▶ [Short problem]
Return the data exactly, with all pictures removed.

[begin Information shown]

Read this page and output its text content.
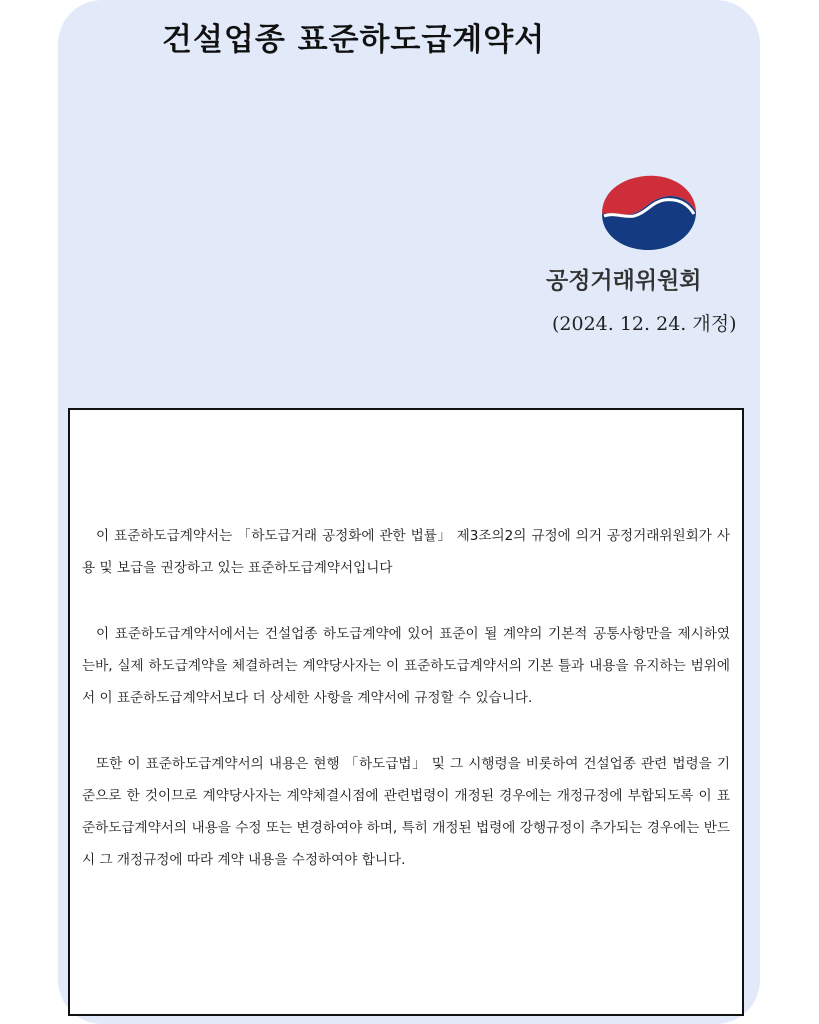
건설업종 표준하도급계약서
공정거래위원회
(2024. 12. 24. 개정)

이 표준하도급계약서는 「하도급거래 공정화에 관한 법률」 제3조의2의 규정에 의거 공정거래위원회가 사용 및 보급을 권장하고 있는 표준하도급계약서입니다

이 표준하도급계약서에서는 건설업종 하도급계약에 있어 표준이 될 계약의 기본적 공통사항만을 제시하였는바, 실제 하도급계약을 체결하려는 계약당사자는 이 표준하도급계약서의 기본 틀과 내용을 유지하는 범위에서 이 표준하도급계약서보다 더 상세한 사항을 계약서에 규정할 수 있습니다.

또한 이 표준하도급계약서의 내용은 현행 「하도급법」 및 그 시행령을 비롯하여 건설업종 관련 법령을 기준으로 한 것이므로 계약당사자는 계약체결시점에 관련법령이 개정된 경우에는 개정규정에 부합되도록 이 표준하도급계약서의 내용을 수정 또는 변경하여야 하며, 특히 개정된 법령에 강행규정이 추가되는 경우에는 반드시 그 개정규정에 따라 계약 내용을 수정하여야 합니다.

[end Information shown]

▶ [Expected output]
Read this page and output its text content.
건설업종 표준하도급계약서
공정거래위원회
(2024. 12. 24. 개정)

이 표준하도급계약서는 「하도급거래 공정화에 관한 법률」 제3조의2의 규정에 의거 공정거래위원회가 사용 및 보급을 권장하고 있는 표준하도급계약서입니다

이 표준하도급계약서에서는 건설업종 하도급계약에 있어 표준이 될 계약의 기본적 공통사항만을 제시하였는바, 실제 하도급계약을 체결하려는 계약당사자는 이 표준하도급계약서의 기본 틀과 내용을 유지하는 범위에서 이 표준하도급계약서보다 더 상세한 사항을 계약서에 규정할 수 있습니다.

또한 이 표준하도급계약서의 내용은 현행 「하도급법」 및 그 시행령을 비롯하여 건설업종 관련 법령을 기준으로 한 것이므로 계약당사자는 계약체결시점에 관련법령이 개정된 경우에는 개정규정에 부합되도록 이 표준하도급계약서의 내용을 수정 또는 변경하여야 하며, 특히 개정된 법령에 강행규정이 추가되는 경우에는 반드시 그 개정규정에 따라 계약 내용을 수정하여야 합니다.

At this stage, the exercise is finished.